**The exercise**
Copy the rows below as a numbered list with no blank lines. Start at the row that contains "- y-tick-label: 120: [34, 436, 62, 455]" and stop at the row that contains "- legend-label: Espírito", including both.

>> Start Extracted entries

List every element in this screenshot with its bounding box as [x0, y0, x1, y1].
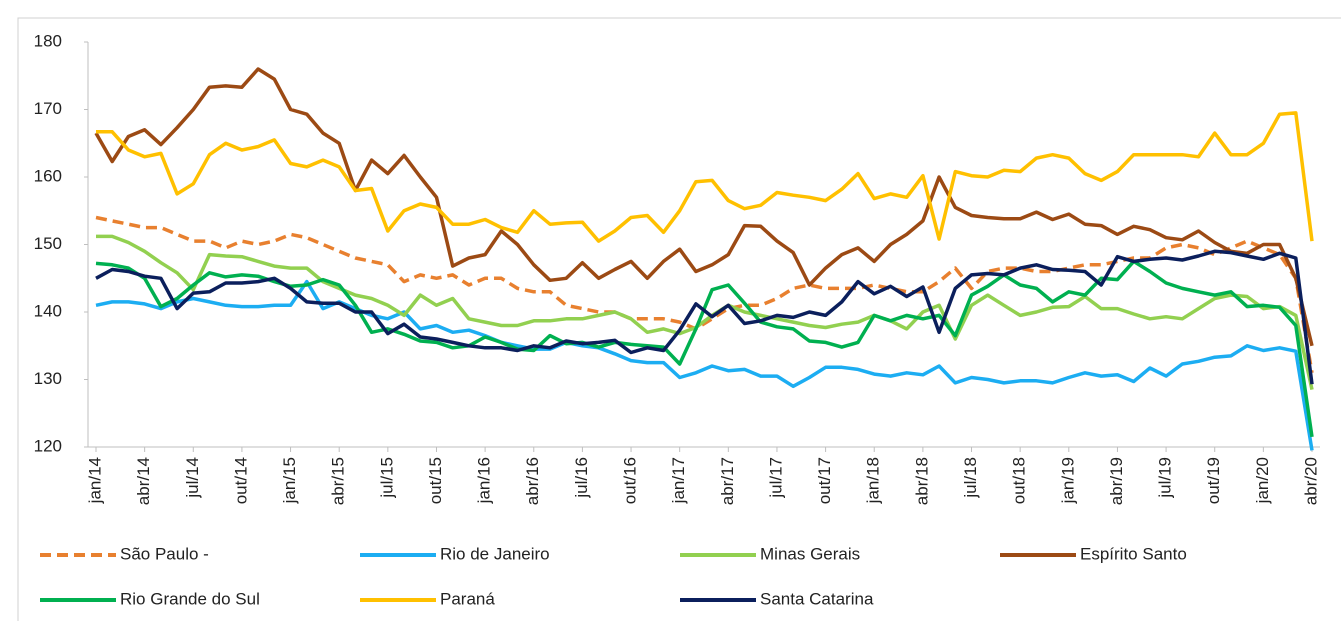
- y-tick-label: 120: [34, 436, 62, 455]
- series-line: [95, 259, 1314, 438]
- x-tick-label: out/15: [426, 457, 445, 504]
- x-tick-label: jan/18: [864, 457, 883, 504]
- x-tick-label: abr/14: [134, 457, 153, 505]
- x-tick-label: out/14: [231, 457, 250, 504]
- x-tick-label: abr/20: [1301, 457, 1320, 505]
- y-tick-label: 150: [34, 234, 62, 253]
- legend-label: Rio de Janeiro: [440, 544, 550, 563]
- y-tick-label: 180: [34, 31, 62, 50]
- x-tick-label: jul/18: [961, 457, 980, 499]
- legend-label: Espírito Santo: [1080, 544, 1187, 563]
- series-line: [96, 234, 1314, 390]
- x-tick-label: jan/14: [85, 457, 104, 504]
- x-tick-label: abr/17: [718, 457, 737, 505]
- chart-frame: [17, 17, 1341, 621]
- y-tick-label: 170: [34, 99, 62, 118]
- x-tick-label: abr/15: [329, 457, 348, 505]
- series-line: [95, 249, 1314, 385]
- series-line: [96, 111, 1314, 243]
- x-tick-label: out/19: [1204, 457, 1223, 504]
- x-tick-label: jul/14: [183, 457, 202, 499]
- x-tick-label: jan/19: [1058, 457, 1077, 504]
- legend-label: São Paulo -: [120, 544, 209, 563]
- x-tick-label: jul/15: [377, 457, 396, 499]
- x-tick-label: abr/16: [523, 457, 542, 505]
- x-tick-label: jan/20: [1253, 457, 1272, 504]
- legend-label: Minas Gerais: [760, 544, 860, 563]
- legend-label: Santa Catarina: [760, 589, 874, 608]
- y-tick-label: 130: [34, 369, 62, 388]
- x-tick-label: abr/19: [1107, 457, 1126, 505]
- y-tick-label: 160: [34, 166, 62, 185]
- x-tick-label: jan/16: [475, 457, 494, 504]
- x-tick-label: jul/17: [766, 457, 785, 499]
- series-line: [95, 215, 1314, 374]
- x-tick-label: jan/17: [669, 457, 688, 504]
- x-tick-label: out/16: [621, 457, 640, 504]
- series-line: [94, 67, 1314, 347]
- x-tick-label: jul/19: [1156, 457, 1175, 499]
- y-tick-label: 140: [34, 301, 62, 320]
- x-tick-label: jan/15: [280, 457, 299, 504]
- x-tick-label: out/17: [815, 457, 834, 504]
- legend-label: Rio Grande do Sul: [120, 589, 260, 608]
- legend-label: Paraná: [440, 589, 495, 608]
- x-tick-label: jul/16: [572, 457, 591, 499]
- x-tick-label: out/18: [1010, 457, 1029, 504]
- x-tick-label: abr/18: [912, 457, 931, 505]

>> End Extracted entries

**Written response**
1. - y-tick-label: 120: [34, 436, 62, 455]
2. - series-line: [95, 259, 1314, 438]
3. - x-tick-label: out/15: [426, 457, 445, 504]
4. - x-tick-label: jan/18: [864, 457, 883, 504]
5. - x-tick-label: abr/14: [134, 457, 153, 505]
6. - x-tick-label: out/14: [231, 457, 250, 504]
7. - x-tick-label: abr/20: [1301, 457, 1320, 505]
8. - y-tick-label: 150: [34, 234, 62, 253]
9. - legend-label: Rio de Janeiro: [440, 544, 550, 563]
10. - y-tick-label: 180: [34, 31, 62, 50]
11. - x-tick-label: jul/18: [961, 457, 980, 499]
12. - legend-label: Espírito Santo: [1080, 544, 1187, 563]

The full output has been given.